┌──

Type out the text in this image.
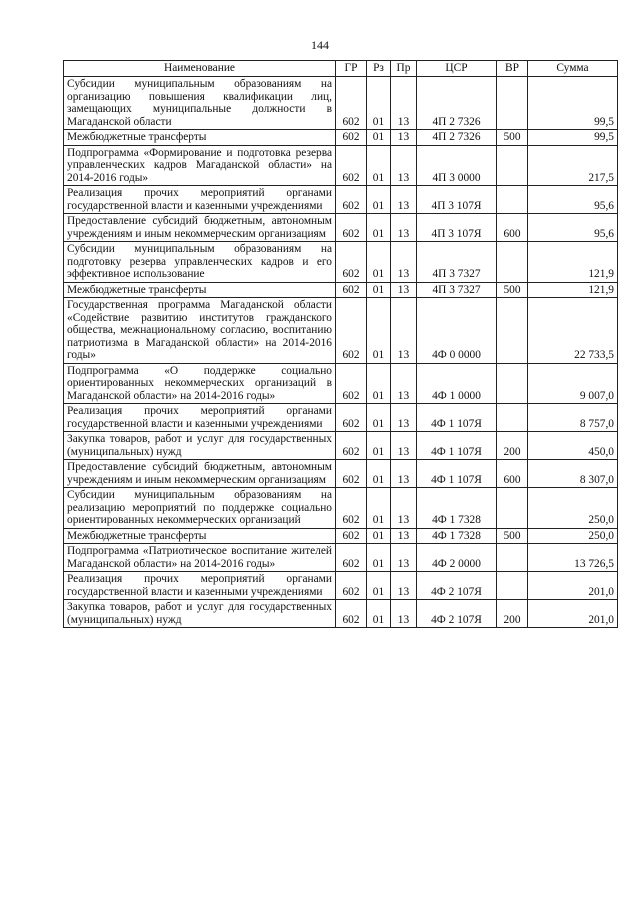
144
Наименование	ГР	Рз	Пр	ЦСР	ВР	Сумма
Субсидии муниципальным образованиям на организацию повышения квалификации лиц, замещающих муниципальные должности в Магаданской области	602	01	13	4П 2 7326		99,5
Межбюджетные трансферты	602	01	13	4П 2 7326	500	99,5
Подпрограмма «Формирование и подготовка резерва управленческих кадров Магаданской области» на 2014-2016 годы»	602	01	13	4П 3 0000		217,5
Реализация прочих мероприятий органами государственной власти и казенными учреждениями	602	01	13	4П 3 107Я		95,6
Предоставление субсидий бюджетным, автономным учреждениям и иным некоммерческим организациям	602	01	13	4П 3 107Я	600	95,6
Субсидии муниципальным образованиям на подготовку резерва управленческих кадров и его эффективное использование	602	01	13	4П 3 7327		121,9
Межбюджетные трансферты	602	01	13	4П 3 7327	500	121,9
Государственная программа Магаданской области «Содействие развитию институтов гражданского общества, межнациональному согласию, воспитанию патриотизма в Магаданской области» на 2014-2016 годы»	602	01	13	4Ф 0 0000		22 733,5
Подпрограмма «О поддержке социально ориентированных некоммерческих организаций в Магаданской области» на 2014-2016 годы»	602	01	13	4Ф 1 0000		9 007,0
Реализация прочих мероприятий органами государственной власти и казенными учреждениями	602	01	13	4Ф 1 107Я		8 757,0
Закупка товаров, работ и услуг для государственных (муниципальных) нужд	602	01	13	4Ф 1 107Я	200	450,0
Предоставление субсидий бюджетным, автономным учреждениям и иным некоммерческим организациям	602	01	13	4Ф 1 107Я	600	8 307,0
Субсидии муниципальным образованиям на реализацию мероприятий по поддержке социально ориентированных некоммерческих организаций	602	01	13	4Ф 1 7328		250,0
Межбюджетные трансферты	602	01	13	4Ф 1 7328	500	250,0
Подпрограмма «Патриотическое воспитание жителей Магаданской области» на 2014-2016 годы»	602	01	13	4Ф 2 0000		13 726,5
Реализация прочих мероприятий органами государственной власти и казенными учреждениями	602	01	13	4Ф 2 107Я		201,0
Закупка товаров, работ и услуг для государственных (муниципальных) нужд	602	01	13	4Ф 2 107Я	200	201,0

└──

## PROBLEM TO WORK ON
Reproduce all the records verbatim, excluding images.

## CORRECT RESULT
Type out the text in this image.
144
Наименование	ГР	Рз	Пр	ЦСР	ВР	Сумма
Субсидии муниципальным образованиям на организацию повышения квалификации лиц, замещающих муниципальные должности в Магаданской области	602	01	13	4П 2 7326		99,5
Межбюджетные трансферты	602	01	13	4П 2 7326	500	99,5
Подпрограмма «Формирование и подготовка резерва управленческих кадров Магаданской области» на 2014-2016 годы»	602	01	13	4П 3 0000		217,5
Реализация прочих мероприятий органами государственной власти и казенными учреждениями	602	01	13	4П 3 107Я		95,6
Предоставление субсидий бюджетным, автономным учреждениям и иным некоммерческим организациям	602	01	13	4П 3 107Я	600	95,6
Субсидии муниципальным образованиям на подготовку резерва управленческих кадров и его эффективное использование	602	01	13	4П 3 7327		121,9
Межбюджетные трансферты	602	01	13	4П 3 7327	500	121,9
Государственная программа Магаданской области «Содействие развитию институтов гражданского общества, межнациональному согласию, воспитанию патриотизма в Магаданской области» на 2014-2016 годы»	602	01	13	4Ф 0 0000		22 733,5
Подпрограмма «О поддержке социально ориентированных некоммерческих организаций в Магаданской области» на 2014-2016 годы»	602	01	13	4Ф 1 0000		9 007,0
Реализация прочих мероприятий органами государственной власти и казенными учреждениями	602	01	13	4Ф 1 107Я		8 757,0
Закупка товаров, работ и услуг для государственных (муниципальных) нужд	602	01	13	4Ф 1 107Я	200	450,0
Предоставление субсидий бюджетным, автономным учреждениям и иным некоммерческим организациям	602	01	13	4Ф 1 107Я	600	8 307,0
Субсидии муниципальным образованиям на реализацию мероприятий по поддержке социально ориентированных некоммерческих организаций	602	01	13	4Ф 1 7328		250,0
Межбюджетные трансферты	602	01	13	4Ф 1 7328	500	250,0
Подпрограмма «Патриотическое воспитание жителей Магаданской области» на 2014-2016 годы»	602	01	13	4Ф 2 0000		13 726,5
Реализация прочих мероприятий органами государственной власти и казенными учреждениями	602	01	13	4Ф 2 107Я		201,0
Закупка товаров, работ и услуг для государственных (муниципальных) нужд	602	01	13	4Ф 2 107Я	200	201,0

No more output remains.